# [Goal]
Leave out the pictures and copy each record below exactly.

# [Supplied records]

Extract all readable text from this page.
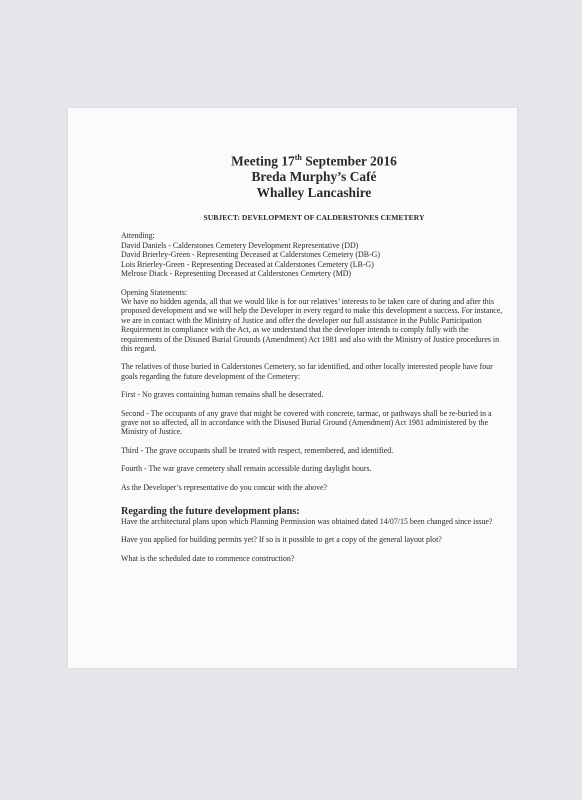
Meeting 17th September 2016
Breda Murphy’s Café
Whalley Lancashire
SUBJECT: DEVELOPMENT OF CALDERSTONES CEMETERY

Attending:

David Daniels - Calderstones Cemetery Development Representative (DD)

David Brierley-Green - Representing Deceased at Calderstones Cemetery (DB-G)

Lois Brierley-Green - Representing Deceased at Calderstones Cemetery (LB-G)

Melrose Diack - Representing Deceased at Calderstones Cemetery (MD)

Opening Statements:

We have no hidden agenda, all that we would like is for our relatives’ interests to be taken care of during and after this proposed development and we will help the Developer in every regard to make this development a success. For instance, we are in contact with the Ministry of Justice and offer the developer our full assistance in the Public Participation Requirement in compliance with the Act, as we understand that the developer intends to comply fully with the requirements of the Disused Burial Grounds (Amendment) Act 1981 and also with the Ministry of Justice procedures in this regard.

The relatives of those buried in Calderstones Cemetery, so far identified, and other locally interested people have four goals regarding the future development of the Cemetery:
First - No graves containing human remains shall be desecrated.
Second - The occupants of any grave that might be covered with concrete, tarmac, or pathways shall be re-buried in a grave not so affected, all in accordance with the Disused Burial Ground (Amendment) Act 1981 administered by the Ministry of Justice.
Third - The grave occupants shall be treated with respect, remembered, and identified.
Fourth - The war grave cemetery shall remain accessible during daylight hours.
As the Developer’s representative do you concur with the above?
Regarding the future development plans:
Have the architectural plans upon which Planning Permission was obtained dated 14/07/15 been changed since issue?
Have you applied for building permits yet? If so is it possible to get a copy of the general layout plot?
What is the scheduled date to commence construction?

# [Finished exercise]
Extract all readable text from this page.
Meeting 17th September 2016
Breda Murphy’s Café
Whalley Lancashire
SUBJECT: DEVELOPMENT OF CALDERSTONES CEMETERY

Attending:

David Daniels - Calderstones Cemetery Development Representative (DD)

David Brierley-Green - Representing Deceased at Calderstones Cemetery (DB-G)

Lois Brierley-Green - Representing Deceased at Calderstones Cemetery (LB-G)

Melrose Diack - Representing Deceased at Calderstones Cemetery (MD)

Opening Statements:

We have no hidden agenda, all that we would like is for our relatives’ interests to be taken care of during and after this proposed development and we will help the Developer in every regard to make this development a success. For instance, we are in contact with the Ministry of Justice and offer the developer our full assistance in the Public Participation Requirement in compliance with the Act, as we understand that the developer intends to comply fully with the requirements of the Disused Burial Grounds (Amendment) Act 1981 and also with the Ministry of Justice procedures in this regard.

The relatives of those buried in Calderstones Cemetery, so far identified, and other locally interested people have four goals regarding the future development of the Cemetery:
First - No graves containing human remains shall be desecrated.
Second - The occupants of any grave that might be covered with concrete, tarmac, or pathways shall be re-buried in a grave not so affected, all in accordance with the Disused Burial Ground (Amendment) Act 1981 administered by the Ministry of Justice.
Third - The grave occupants shall be treated with respect, remembered, and identified.
Fourth - The war grave cemetery shall remain accessible during daylight hours.
As the Developer’s representative do you concur with the above?
Regarding the future development plans:
Have the architectural plans upon which Planning Permission was obtained dated 14/07/15 been changed since issue?
Have you applied for building permits yet? If so is it possible to get a copy of the general layout plot?
What is the scheduled date to commence construction?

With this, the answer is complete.